WHAT IS EXPECTED:
Drop all images and give the records again exactly.
--- start GIVEN DATA ---
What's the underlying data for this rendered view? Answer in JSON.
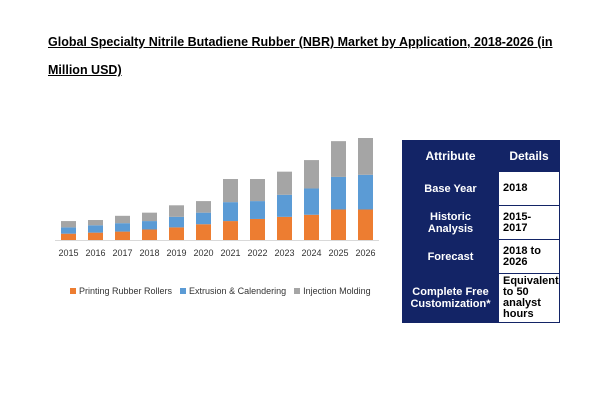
{
  "title": "Global Specialty Nitrile Butadiene Rubber (NBR) Market by Application, 2018-2026 (in Million USD)",
  "colors": {
    "printing": "#ED7D31",
    "extrusion": "#5B9BD5",
    "molding": "#A5A5A5",
    "table_header": "#132466"
  },
  "legend": [
    "Printing Rubber Rollers",
    "Extrusion & Calendering",
    "Injection Molding"
  ],
  "table": {
    "headers": [
      "Attribute",
      "Details"
    ],
    "rows": [
      {
        "attribute": "Base Year",
        "details": "2018"
      },
      {
        "attribute": "Historic Analysis",
        "details": "2015-2017"
      },
      {
        "attribute": "Forecast",
        "details": "2018 to 2026"
      },
      {
        "attribute": "Complete Free Customization*",
        "details": "Equivalent to 50 analyst hours"
      }
    ]
  },
  "chart_data": {
    "type": "bar",
    "stacked": true,
    "title": "Global Specialty Nitrile Butadiene Rubber (NBR) Market by Application, 2018-2026 (in Million USD)",
    "xlabel": "",
    "ylabel": "",
    "categories": [
      "2015",
      "2016",
      "2017",
      "2018",
      "2019",
      "2020",
      "2021",
      "2022",
      "2023",
      "2024",
      "2025",
      "2026"
    ],
    "series": [
      {
        "name": "Printing Rubber Rollers",
        "values": [
          6,
          7,
          8,
          10,
          12,
          15,
          18,
          20,
          22,
          24,
          29,
          29
        ]
      },
      {
        "name": "Extrusion & Calendering",
        "values": [
          6,
          7,
          8,
          8,
          10,
          11,
          18,
          17,
          21,
          25,
          31,
          33
        ]
      },
      {
        "name": "Injection Molding",
        "values": [
          6,
          5,
          7,
          8,
          11,
          11,
          22,
          21,
          22,
          27,
          34,
          35
        ]
      }
    ],
    "grid": false,
    "legend_position": "bottom-left"
  }
}
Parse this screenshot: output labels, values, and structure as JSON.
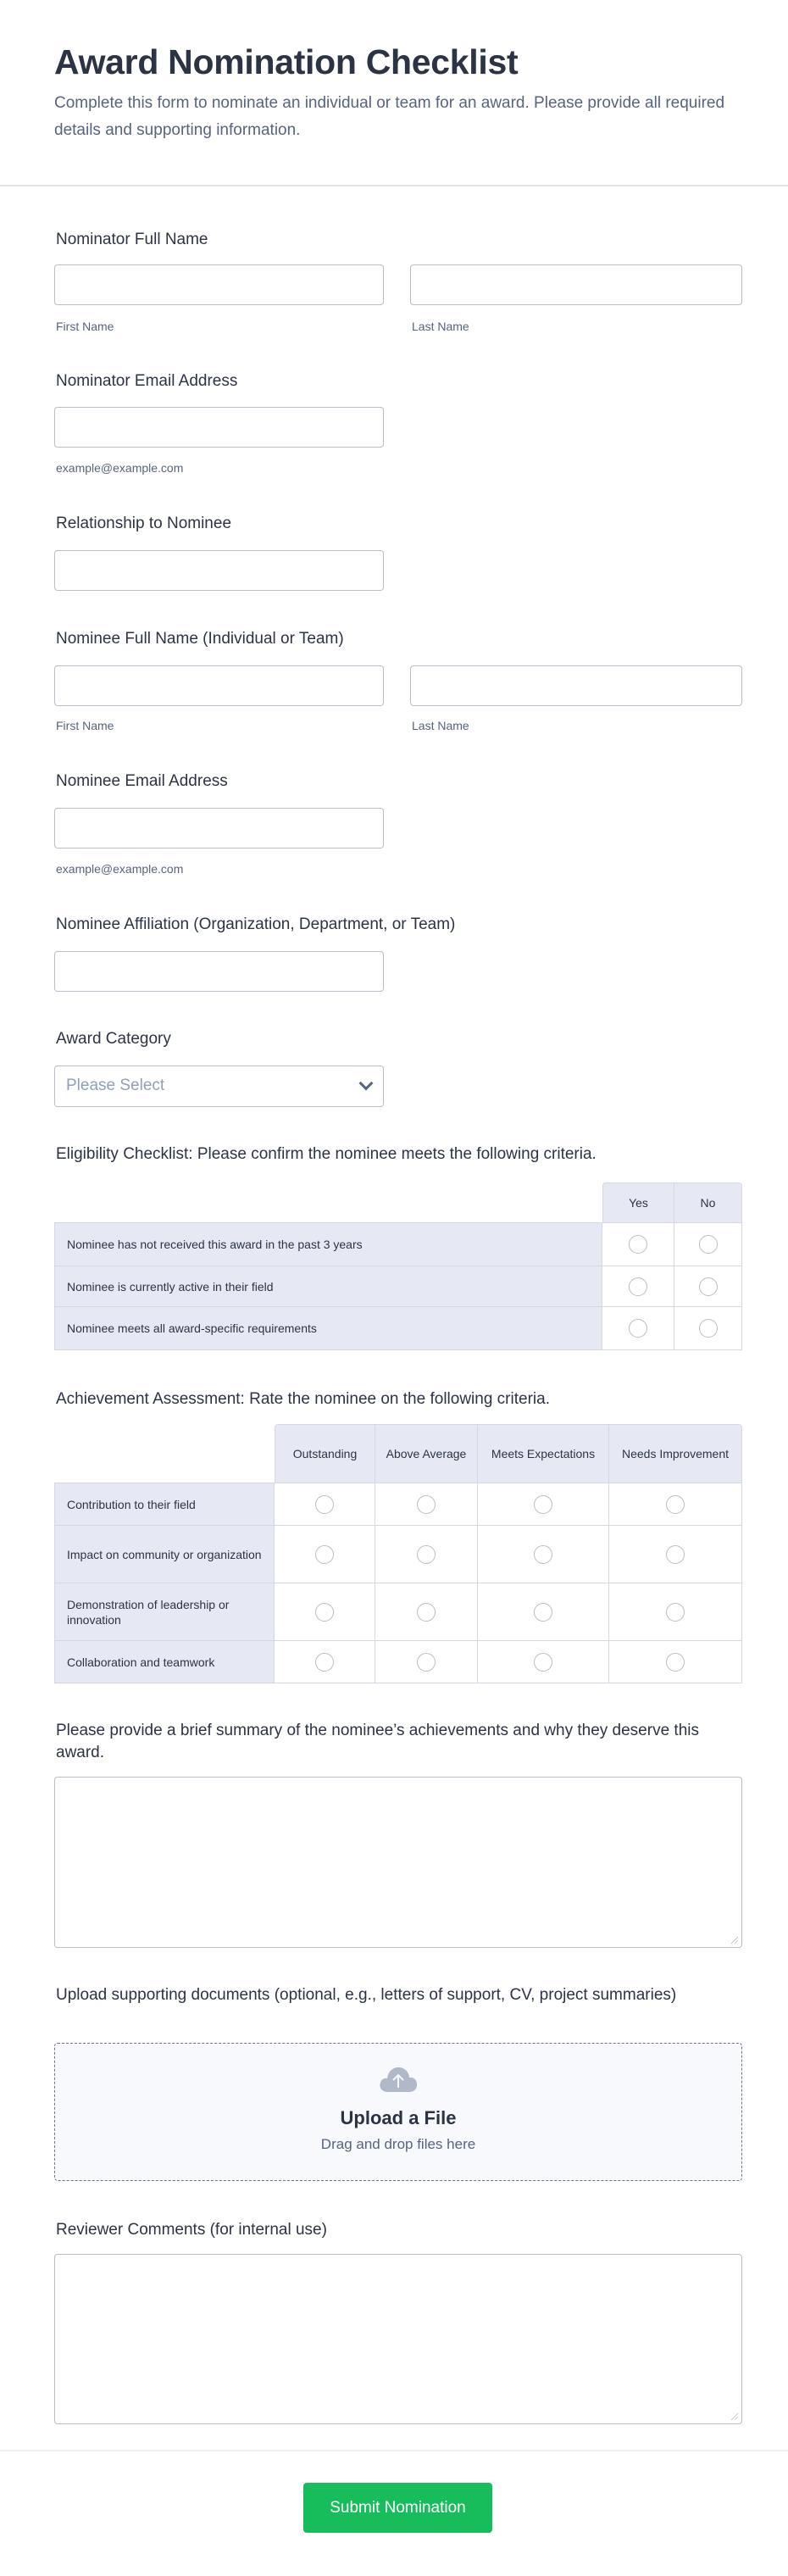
{
  "header": {
    "title": "Award Nomination Checklist",
    "description": "Complete this form to nominate an individual or team for an award. Please provide all required details and supporting information."
  },
  "fields": {
    "nominator_name": {
      "label": "Nominator Full Name",
      "first": "First Name",
      "last": "Last Name",
      "first_value": "",
      "last_value": ""
    },
    "nominator_email": {
      "label": "Nominator Email Address",
      "sublabel": "example@example.com",
      "value": ""
    },
    "relationship": {
      "label": "Relationship to Nominee",
      "value": ""
    },
    "nominee_name": {
      "label": "Nominee Full Name (Individual or Team)",
      "first": "First Name",
      "last": "Last Name",
      "first_value": "",
      "last_value": ""
    },
    "nominee_email": {
      "label": "Nominee Email Address",
      "sublabel": "example@example.com",
      "value": ""
    },
    "affiliation": {
      "label": "Nominee Affiliation (Organization, Department, or Team)",
      "value": ""
    },
    "award_category": {
      "label": "Award Category",
      "placeholder": "Please Select"
    },
    "eligibility": {
      "label": "Eligibility Checklist: Please confirm the nominee meets the following criteria.",
      "columns": [
        "Yes",
        "No"
      ],
      "rows": [
        "Nominee has not received this award in the past 3 years",
        "Nominee is currently active in their field",
        "Nominee meets all award-specific requirements"
      ]
    },
    "achievement": {
      "label": "Achievement Assessment: Rate the nominee on the following criteria.",
      "columns": [
        "Outstanding",
        "Above Average",
        "Meets Expectations",
        "Needs Improvement"
      ],
      "rows": [
        "Contribution to their field",
        "Impact on community or organization",
        "Demonstration of leadership or innovation",
        "Collaboration and teamwork"
      ]
    },
    "summary": {
      "label": "Please provide a brief summary of the nominee’s achievements and why they deserve this award.",
      "value": ""
    },
    "upload": {
      "label": "Upload supporting documents (optional, e.g., letters of support, CV, project summaries)",
      "title": "Upload a File",
      "hint": "Drag and drop files here",
      "icon": "cloud-upload-icon"
    },
    "reviewer": {
      "label": "Reviewer Comments (for internal use)",
      "value": ""
    }
  },
  "submit": {
    "label": "Submit Nomination"
  },
  "colors": {
    "accent": "#18bd5b",
    "text": "#2c3345",
    "muted": "#57647e",
    "table_header": "#e6e9f3",
    "border": "#b8bdc9"
  }
}
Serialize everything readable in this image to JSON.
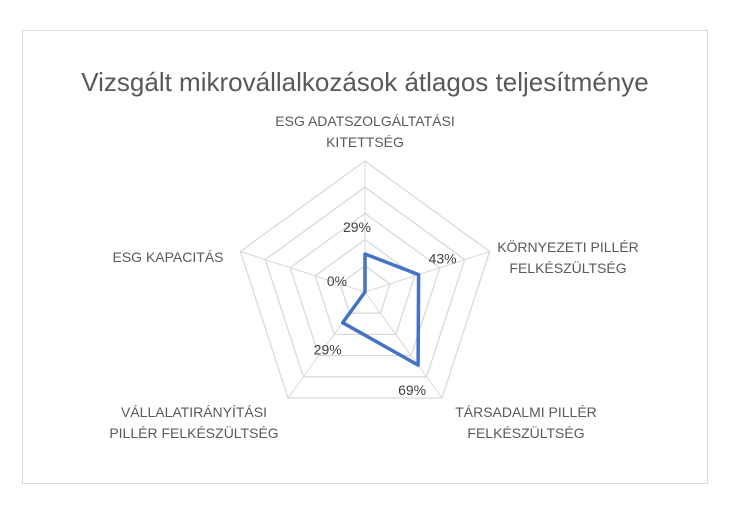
--- end GIVEN DATA ---
FULL SOLUTION:
What's the underlying data for this rendered view? Answer in JSON.
{
  "title": "Global Specialty Nitrile Butadiene Rubber (NBR) Market by Application, 2018-2026 (in Million USD)",
  "colors": {
    "printing": "#ED7D31",
    "extrusion": "#5B9BD5",
    "molding": "#A5A5A5",
    "table_header": "#132466"
  },
  "legend": [
    "Printing Rubber Rollers",
    "Extrusion & Calendering",
    "Injection Molding"
  ],
  "table": {
    "headers": [
      "Attribute",
      "Details"
    ],
    "rows": [
      {
        "attribute": "Base Year",
        "details": "2018"
      },
      {
        "attribute": "Historic Analysis",
        "details": "2015-2017"
      },
      {
        "attribute": "Forecast",
        "details": "2018 to 2026"
      },
      {
        "attribute": "Complete Free Customization*",
        "details": "Equivalent to 50 analyst hours"
      }
    ]
  },
  "chart_data": {
    "type": "bar",
    "stacked": true,
    "title": "Global Specialty Nitrile Butadiene Rubber (NBR) Market by Application, 2018-2026 (in Million USD)",
    "xlabel": "",
    "ylabel": "",
    "categories": [
      "2015",
      "2016",
      "2017",
      "2018",
      "2019",
      "2020",
      "2021",
      "2022",
      "2023",
      "2024",
      "2025",
      "2026"
    ],
    "series": [
      {
        "name": "Printing Rubber Rollers",
        "values": [
          6,
          7,
          8,
          10,
          12,
          15,
          18,
          20,
          22,
          24,
          29,
          29
        ]
      },
      {
        "name": "Extrusion & Calendering",
        "values": [
          6,
          7,
          8,
          8,
          10,
          11,
          18,
          17,
          21,
          25,
          31,
          33
        ]
      },
      {
        "name": "Injection Molding",
        "values": [
          6,
          5,
          7,
          8,
          11,
          11,
          22,
          21,
          22,
          27,
          34,
          35
        ]
      }
    ],
    "grid": false,
    "legend_position": "bottom-left"
  }
}
Parse this screenshot: output labels, values, and structure as JSON.
{
  "header": {
    "title": "Award Nomination Checklist",
    "description": "Complete this form to nominate an individual or team for an award. Please provide all required details and supporting information."
  },
  "fields": {
    "nominator_name": {
      "label": "Nominator Full Name",
      "first": "First Name",
      "last": "Last Name",
      "first_value": "",
      "last_value": ""
    },
    "nominator_email": {
      "label": "Nominator Email Address",
      "sublabel": "example@example.com",
      "value": ""
    },
    "relationship": {
      "label": "Relationship to Nominee",
      "value": ""
    },
    "nominee_name": {
      "label": "Nominee Full Name (Individual or Team)",
      "first": "First Name",
      "last": "Last Name",
      "first_value": "",
      "last_value": ""
    },
    "nominee_email": {
      "label": "Nominee Email Address",
      "sublabel": "example@example.com",
      "value": ""
    },
    "affiliation": {
      "label": "Nominee Affiliation (Organization, Department, or Team)",
      "value": ""
    },
    "award_category": {
      "label": "Award Category",
      "placeholder": "Please Select"
    },
    "eligibility": {
      "label": "Eligibility Checklist: Please confirm the nominee meets the following criteria.",
      "columns": [
        "Yes",
        "No"
      ],
      "rows": [
        "Nominee has not received this award in the past 3 years",
        "Nominee is currently active in their field",
        "Nominee meets all award-specific requirements"
      ]
    },
    "achievement": {
      "label": "Achievement Assessment: Rate the nominee on the following criteria.",
      "columns": [
        "Outstanding",
        "Above Average",
        "Meets Expectations",
        "Needs Improvement"
      ],
      "rows": [
        "Contribution to their field",
        "Impact on community or organization",
        "Demonstration of leadership or innovation",
        "Collaboration and teamwork"
      ]
    },
    "summary": {
      "label": "Please provide a brief summary of the nominee’s achievements and why they deserve this award.",
      "value": ""
    },
    "upload": {
      "label": "Upload supporting documents (optional, e.g., letters of support, CV, project summaries)",
      "title": "Upload a File",
      "hint": "Drag and drop files here",
      "icon": "cloud-upload-icon"
    },
    "reviewer": {
      "label": "Reviewer Comments (for internal use)",
      "value": ""
    }
  },
  "submit": {
    "label": "Submit Nomination"
  },
  "colors": {
    "accent": "#18bd5b",
    "text": "#2c3345",
    "muted": "#57647e",
    "table_header": "#e6e9f3",
    "border": "#b8bdc9"
  }
}
Serialize everything readable in this image to JSON.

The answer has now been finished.